§ Goal of the exercise
From the entries below, gather every line containing the string "this".
##############################
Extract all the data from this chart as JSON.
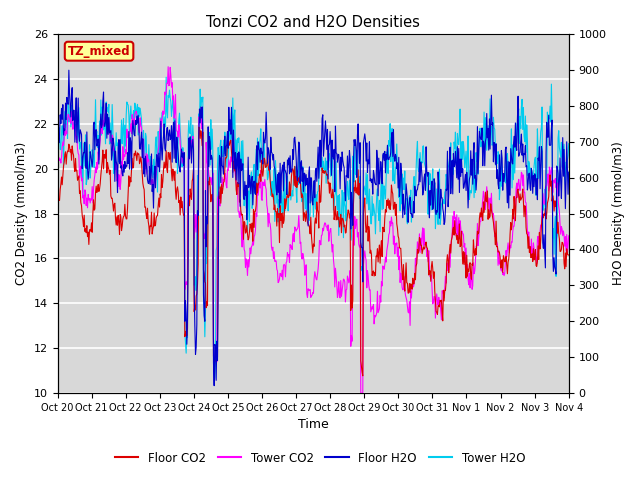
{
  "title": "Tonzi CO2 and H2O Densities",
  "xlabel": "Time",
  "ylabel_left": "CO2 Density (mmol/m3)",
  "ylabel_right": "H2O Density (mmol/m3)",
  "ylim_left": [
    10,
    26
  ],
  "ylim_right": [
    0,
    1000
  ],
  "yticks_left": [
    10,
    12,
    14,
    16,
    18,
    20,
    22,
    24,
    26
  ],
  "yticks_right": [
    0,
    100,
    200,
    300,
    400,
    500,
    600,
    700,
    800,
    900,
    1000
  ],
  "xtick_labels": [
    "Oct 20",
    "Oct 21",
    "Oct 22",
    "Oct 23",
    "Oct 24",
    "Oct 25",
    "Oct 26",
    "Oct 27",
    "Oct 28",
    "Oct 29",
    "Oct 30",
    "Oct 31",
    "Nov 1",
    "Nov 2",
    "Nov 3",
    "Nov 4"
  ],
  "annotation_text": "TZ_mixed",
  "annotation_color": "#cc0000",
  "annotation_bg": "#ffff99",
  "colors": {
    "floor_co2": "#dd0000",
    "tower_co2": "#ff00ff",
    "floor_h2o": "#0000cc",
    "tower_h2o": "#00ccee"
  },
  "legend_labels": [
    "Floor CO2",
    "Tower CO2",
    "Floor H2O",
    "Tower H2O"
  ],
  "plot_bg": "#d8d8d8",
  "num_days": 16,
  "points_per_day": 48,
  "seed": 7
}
##############################
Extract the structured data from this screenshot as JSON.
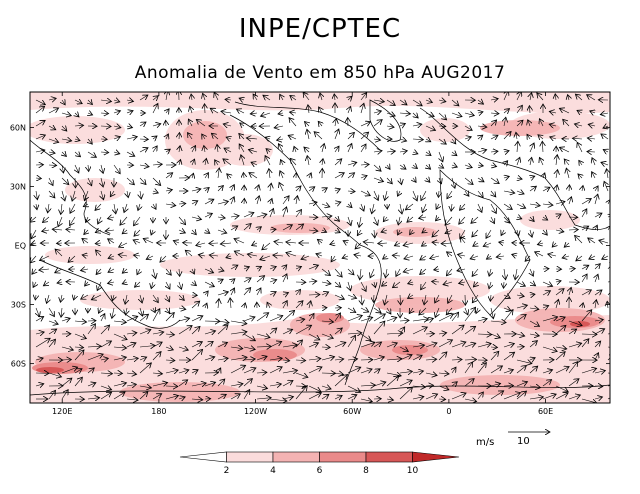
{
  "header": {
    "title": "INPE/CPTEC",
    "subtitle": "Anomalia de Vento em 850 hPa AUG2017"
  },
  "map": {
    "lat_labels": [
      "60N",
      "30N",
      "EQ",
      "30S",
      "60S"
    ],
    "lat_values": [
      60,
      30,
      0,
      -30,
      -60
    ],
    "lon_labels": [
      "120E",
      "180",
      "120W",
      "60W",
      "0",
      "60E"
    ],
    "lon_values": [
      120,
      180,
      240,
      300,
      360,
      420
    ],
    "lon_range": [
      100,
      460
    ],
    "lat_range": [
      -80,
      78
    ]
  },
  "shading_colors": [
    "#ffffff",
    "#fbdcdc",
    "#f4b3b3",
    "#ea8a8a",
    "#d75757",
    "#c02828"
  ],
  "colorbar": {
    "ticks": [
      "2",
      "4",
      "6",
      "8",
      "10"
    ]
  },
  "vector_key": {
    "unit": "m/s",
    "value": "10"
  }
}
##############################
§ Answer
Extract all the data from this chart as JSON.
Extract the structured data from this screenshot as JSON.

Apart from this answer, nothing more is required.